◆ TRAVAIL DEMANDÉ ◆
**a.** D'après le texte sur Kémi Seba, dans quel but l'ONG « Urgence Panafricaniste » s'active-t-elle dans toute l'Afrique francophone ? Répondez en une à trois phrases.
**b.** Écrivez la suite du texte sur Kémi Seba en partant de sa dernière phrase.

Affairistes paniqués cherchent bureaucrate mesquin
Le 29 Février dernier, l’activiste panafricaniste Kémi Seba annonçait sur sa page Facebook qu’une procédure de perte de nationalité avait été engagée à son encontre. Né et ayant grandi en France, Kémi Seba a, après quelques errements idéologiques de jeunesse que ses détracteurs – dont nous reparlerons plus loin – ne manquent jamais de rappeler, embrassé la cause du panafricanisme et est parti vivre au Bénin. Dans le pays d’origine de ses parents, dont il est binational, il a fondé l’ONG « Urgence Panafricaniste » dont il est le président qui s’active énergiquement dans toute l’Afrique Francophone pour mobiliser les masses contre le néo-colonialisme.

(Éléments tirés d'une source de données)
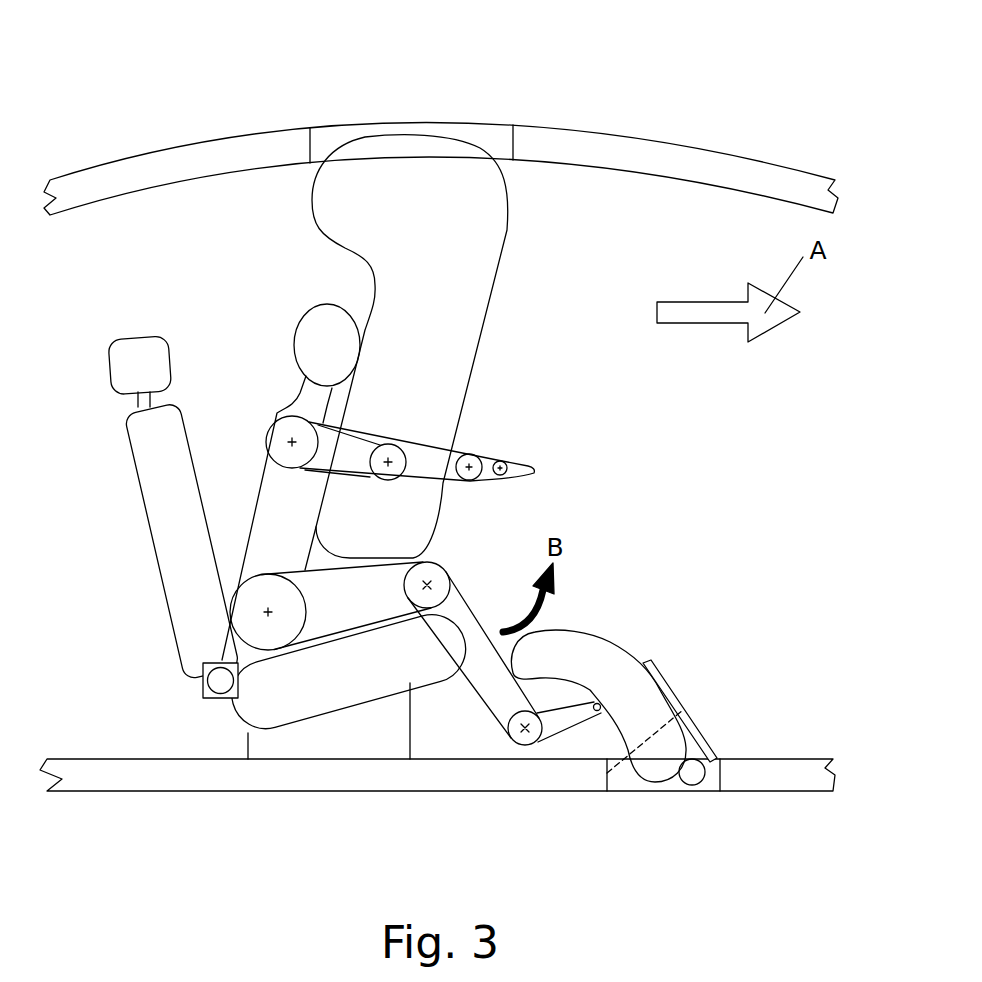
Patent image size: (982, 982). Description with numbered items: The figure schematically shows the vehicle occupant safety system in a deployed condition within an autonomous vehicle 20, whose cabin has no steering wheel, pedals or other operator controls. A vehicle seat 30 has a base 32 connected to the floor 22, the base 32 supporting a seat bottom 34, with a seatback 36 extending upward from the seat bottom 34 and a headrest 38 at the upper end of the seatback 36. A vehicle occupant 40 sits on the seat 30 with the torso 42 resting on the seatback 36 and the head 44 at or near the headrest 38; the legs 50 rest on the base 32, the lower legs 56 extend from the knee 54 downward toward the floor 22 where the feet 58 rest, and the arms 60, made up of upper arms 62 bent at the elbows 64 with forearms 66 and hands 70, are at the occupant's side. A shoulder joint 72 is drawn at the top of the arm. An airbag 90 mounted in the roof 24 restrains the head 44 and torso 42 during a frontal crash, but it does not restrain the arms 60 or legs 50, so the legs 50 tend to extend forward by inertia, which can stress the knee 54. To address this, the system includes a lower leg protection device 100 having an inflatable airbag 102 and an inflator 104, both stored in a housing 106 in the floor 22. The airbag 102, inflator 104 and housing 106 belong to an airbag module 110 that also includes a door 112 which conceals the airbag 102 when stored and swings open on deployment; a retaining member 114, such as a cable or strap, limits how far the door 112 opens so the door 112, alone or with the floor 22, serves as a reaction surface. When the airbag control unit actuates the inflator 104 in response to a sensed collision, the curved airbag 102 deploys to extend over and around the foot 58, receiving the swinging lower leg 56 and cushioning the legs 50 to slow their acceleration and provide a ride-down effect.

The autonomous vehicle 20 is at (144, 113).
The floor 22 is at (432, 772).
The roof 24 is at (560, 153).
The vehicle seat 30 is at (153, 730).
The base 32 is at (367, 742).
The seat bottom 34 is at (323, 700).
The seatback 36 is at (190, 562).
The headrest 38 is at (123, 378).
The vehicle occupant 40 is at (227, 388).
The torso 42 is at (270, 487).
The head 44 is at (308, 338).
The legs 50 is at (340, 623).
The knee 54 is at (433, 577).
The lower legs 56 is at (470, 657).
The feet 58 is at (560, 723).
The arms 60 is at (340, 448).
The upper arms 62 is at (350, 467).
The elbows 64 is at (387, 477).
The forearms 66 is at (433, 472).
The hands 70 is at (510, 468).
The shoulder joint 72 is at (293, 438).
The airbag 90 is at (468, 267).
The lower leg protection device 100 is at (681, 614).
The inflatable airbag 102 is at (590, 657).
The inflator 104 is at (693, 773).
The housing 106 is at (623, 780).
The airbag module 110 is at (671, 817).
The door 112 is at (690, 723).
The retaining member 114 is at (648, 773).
==
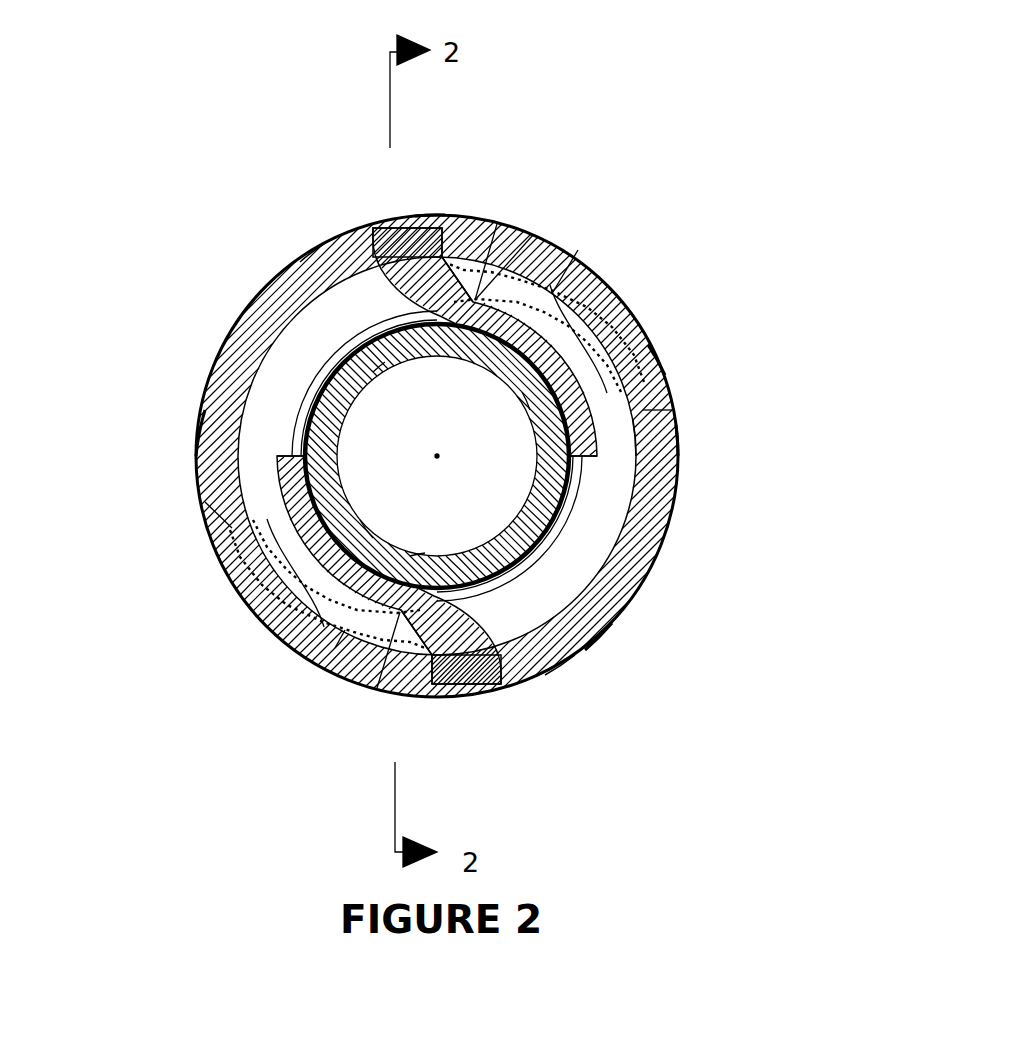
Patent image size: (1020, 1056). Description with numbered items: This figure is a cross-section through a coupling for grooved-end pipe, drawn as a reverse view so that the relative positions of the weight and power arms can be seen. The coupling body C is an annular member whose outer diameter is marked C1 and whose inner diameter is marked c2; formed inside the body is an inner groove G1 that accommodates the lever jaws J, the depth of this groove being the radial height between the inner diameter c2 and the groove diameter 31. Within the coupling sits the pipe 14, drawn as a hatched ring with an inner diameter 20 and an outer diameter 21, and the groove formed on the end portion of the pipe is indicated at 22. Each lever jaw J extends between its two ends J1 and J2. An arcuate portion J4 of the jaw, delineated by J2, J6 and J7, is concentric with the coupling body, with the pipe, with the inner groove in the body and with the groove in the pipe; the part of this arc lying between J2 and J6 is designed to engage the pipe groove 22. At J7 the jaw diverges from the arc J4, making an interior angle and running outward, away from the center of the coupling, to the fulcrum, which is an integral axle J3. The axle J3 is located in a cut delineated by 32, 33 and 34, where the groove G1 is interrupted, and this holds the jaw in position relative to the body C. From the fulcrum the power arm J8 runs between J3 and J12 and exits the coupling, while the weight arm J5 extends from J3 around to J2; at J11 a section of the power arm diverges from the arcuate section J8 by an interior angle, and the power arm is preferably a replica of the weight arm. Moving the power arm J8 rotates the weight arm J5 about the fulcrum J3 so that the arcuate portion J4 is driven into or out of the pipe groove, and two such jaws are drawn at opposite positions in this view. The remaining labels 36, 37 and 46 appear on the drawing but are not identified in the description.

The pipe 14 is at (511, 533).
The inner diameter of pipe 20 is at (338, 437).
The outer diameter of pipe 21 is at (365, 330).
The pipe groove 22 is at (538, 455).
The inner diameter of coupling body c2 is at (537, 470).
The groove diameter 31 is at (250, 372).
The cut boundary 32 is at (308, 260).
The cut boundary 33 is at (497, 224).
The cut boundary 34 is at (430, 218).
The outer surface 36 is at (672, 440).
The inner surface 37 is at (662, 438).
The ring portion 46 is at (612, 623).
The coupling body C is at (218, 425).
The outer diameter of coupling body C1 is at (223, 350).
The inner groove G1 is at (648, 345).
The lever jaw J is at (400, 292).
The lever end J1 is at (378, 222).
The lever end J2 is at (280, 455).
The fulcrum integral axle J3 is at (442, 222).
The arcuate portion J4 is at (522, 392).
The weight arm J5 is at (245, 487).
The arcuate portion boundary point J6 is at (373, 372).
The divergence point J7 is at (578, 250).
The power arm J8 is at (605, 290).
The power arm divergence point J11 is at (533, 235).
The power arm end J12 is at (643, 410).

◆ CORRIGÉ DES EXERCICES ◆
**a.** L'ONG « Urgence Panafricaniste », que Kémi Seba a fondée au Bénin et qu'il préside, s'active dans toute l'Afrique francophone pour mobiliser les masses contre le néo-colonialisme.

**b.**
Volontiers véhément contre les gouvernements français, mais pas que, Kemi Seba ne manque jamais de souligner sa solidarité avec le « prolétariat français », selon ses propres mots, et la convergence de lutte objective entre ce dernier et les masses africaines. Un positionnement historique des militants panafricains d’Afrique et d’Amérique, mais également des luttes de libération nationale, qui n’est pas sans rappeler les mots d’Engels « Un peuple qui en opprime un autre ne saurait être libre. » : l’impérialisme est également, bien que selon des modalités différentes, un système d’oppression pour les travailleurs.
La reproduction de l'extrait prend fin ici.